▸ Task to carry out
Exactly repeat all the records below, omitting the images they hold.

▸ Data lines
----

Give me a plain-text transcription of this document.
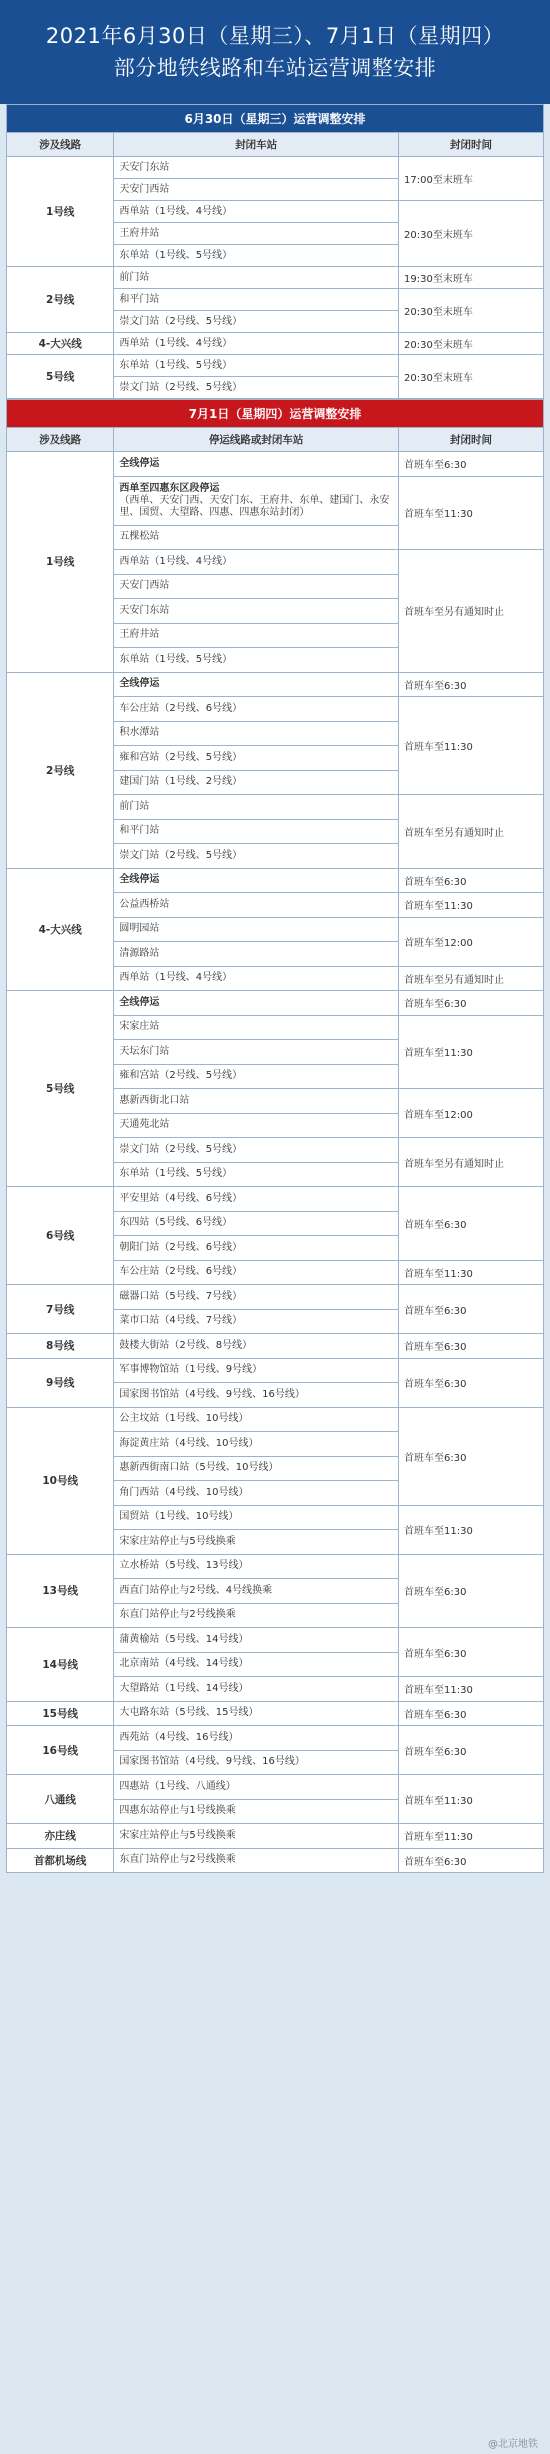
2021年6月30日（星期三）、7月1日（星期四）
部分地铁线路和车站运营调整安排
6月30日（星期三）运营调整安排		
涉及线路	封闭车站	封闭时间
1号线	天安门东站	17:00至末班车

	天安门西站	

	西单站（1号线、4号线）	20:30至末班车

	王府井站	

	东单站（1号线、5号线）	

2号线	前门站	19:30至末班车

	和平门站	20:30至末班车

	崇文门站（2号线、5号线）	

4-大兴线	西单站（1号线、4号线）	20:30至末班车
5号线	东单站（1号线、5号线）	20:30至末班车

	崇文门站（2号线、5号线）	
7月1日（星期四）运营调整安排		
涉及线路	停运线路或封闭车站	封闭时间
1号线	全线停运	首班车至6:30

	西单至四惠东区段停运
（西单、天安门西、天安门东、王府井、东单、建国门、永安里、国贸、大望路、四惠、四惠东站封闭）	首班车至11:30

	五棵松站	

	西单站（1号线、4号线）	首班车至另有通知时止

	天安门西站	

	天安门东站	

	王府井站	

	东单站（1号线、5号线）	

2号线	全线停运	首班车至6:30

	车公庄站（2号线、6号线）	首班车至11:30

	积水潭站	

	雍和宫站（2号线、5号线）	

	建国门站（1号线、2号线）	

	前门站	首班车至另有通知时止

	和平门站	

	崇文门站（2号线、5号线）	

4-大兴线	全线停运	首班车至6:30

	公益西桥站	首班车至11:30

	圆明园站	首班车至12:00

	清源路站	

	西单站（1号线、4号线）	首班车至另有通知时止
5号线	全线停运	首班车至6:30

	宋家庄站	首班车至11:30

	天坛东门站	

	雍和宫站（2号线、5号线）	

	惠新西街北口站	首班车至12:00

	天通苑北站	

	崇文门站（2号线、5号线）	首班车至另有通知时止

	东单站（1号线、5号线）	

6号线	平安里站（4号线、6号线）	首班车至6:30

	东四站（5号线、6号线）	

	朝阳门站（2号线、6号线）	

	车公庄站（2号线、6号线）	首班车至11:30
7号线	磁器口站（5号线、7号线）	首班车至6:30

	菜市口站（4号线、7号线）	

8号线	鼓楼大街站（2号线、8号线）	首班车至6:30
9号线	军事博物馆站（1号线、9号线）	首班车至6:30

	国家图书馆站（4号线、9号线、16号线）	

10号线	公主坟站（1号线、10号线）	首班车至6:30

	海淀黄庄站（4号线、10号线）	

	惠新西街南口站（5号线、10号线）	

	角门西站（4号线、10号线）	

	国贸站（1号线、10号线）	首班车至11:30

	宋家庄站停止与5号线换乘	

13号线	立水桥站（5号线、13号线）	首班车至6:30

	西直门站停止与2号线、4号线换乘	

	东直门站停止与2号线换乘	

14号线	蒲黄榆站（5号线、14号线）	首班车至6:30

	北京南站（4号线、14号线）	

	大望路站（1号线、14号线）	首班车至11:30
15号线	大屯路东站（5号线、15号线）	首班车至6:30
16号线	西苑站（4号线、16号线）	首班车至6:30

	国家图书馆站（4号线、9号线、16号线）	

八通线	四惠站（1号线、八通线）	首班车至11:30

	四惠东站停止与1号线换乘	

亦庄线	宋家庄站停止与5号线换乘	首班车至11:30
首都机场线	东直门站停止与2号线换乘	首班车至6:30
@北京地铁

----

▸ Solution to the problem
Give me a plain-text transcription of this document.
2021年6月30日（星期三）、7月1日（星期四）
部分地铁线路和车站运营调整安排
6月30日（星期三）运营调整安排		
涉及线路	封闭车站	封闭时间
1号线	天安门东站	17:00至末班车

	天安门西站	

	西单站（1号线、4号线）	20:30至末班车

	王府井站	

	东单站（1号线、5号线）	

2号线	前门站	19:30至末班车

	和平门站	20:30至末班车

	崇文门站（2号线、5号线）	

4-大兴线	西单站（1号线、4号线）	20:30至末班车
5号线	东单站（1号线、5号线）	20:30至末班车

	崇文门站（2号线、5号线）	
7月1日（星期四）运营调整安排		
涉及线路	停运线路或封闭车站	封闭时间
1号线	全线停运	首班车至6:30

	西单至四惠东区段停运
（西单、天安门西、天安门东、王府井、东单、建国门、永安里、国贸、大望路、四惠、四惠东站封闭）	首班车至11:30

	五棵松站	

	西单站（1号线、4号线）	首班车至另有通知时止

	天安门西站	

	天安门东站	

	王府井站	

	东单站（1号线、5号线）	

2号线	全线停运	首班车至6:30

	车公庄站（2号线、6号线）	首班车至11:30

	积水潭站	

	雍和宫站（2号线、5号线）	

	建国门站（1号线、2号线）	

	前门站	首班车至另有通知时止

	和平门站	

	崇文门站（2号线、5号线）	

4-大兴线	全线停运	首班车至6:30

	公益西桥站	首班车至11:30

	圆明园站	首班车至12:00

	清源路站	

	西单站（1号线、4号线）	首班车至另有通知时止
5号线	全线停运	首班车至6:30

	宋家庄站	首班车至11:30

	天坛东门站	

	雍和宫站（2号线、5号线）	

	惠新西街北口站	首班车至12:00

	天通苑北站	

	崇文门站（2号线、5号线）	首班车至另有通知时止

	东单站（1号线、5号线）	

6号线	平安里站（4号线、6号线）	首班车至6:30

	东四站（5号线、6号线）	

	朝阳门站（2号线、6号线）	

	车公庄站（2号线、6号线）	首班车至11:30
7号线	磁器口站（5号线、7号线）	首班车至6:30

	菜市口站（4号线、7号线）	

8号线	鼓楼大街站（2号线、8号线）	首班车至6:30
9号线	军事博物馆站（1号线、9号线）	首班车至6:30

	国家图书馆站（4号线、9号线、16号线）	

10号线	公主坟站（1号线、10号线）	首班车至6:30

	海淀黄庄站（4号线、10号线）	

	惠新西街南口站（5号线、10号线）	

	角门西站（4号线、10号线）	

	国贸站（1号线、10号线）	首班车至11:30

	宋家庄站停止与5号线换乘	

13号线	立水桥站（5号线、13号线）	首班车至6:30

	西直门站停止与2号线、4号线换乘	

	东直门站停止与2号线换乘	

14号线	蒲黄榆站（5号线、14号线）	首班车至6:30

	北京南站（4号线、14号线）	

	大望路站（1号线、14号线）	首班车至11:30
15号线	大屯路东站（5号线、15号线）	首班车至6:30
16号线	西苑站（4号线、16号线）	首班车至6:30

	国家图书馆站（4号线、9号线、16号线）	

八通线	四惠站（1号线、八通线）	首班车至11:30

	四惠东站停止与1号线换乘	

亦庄线	宋家庄站停止与5号线换乘	首班车至11:30
首都机场线	东直门站停止与2号线换乘	首班车至6:30
@北京地铁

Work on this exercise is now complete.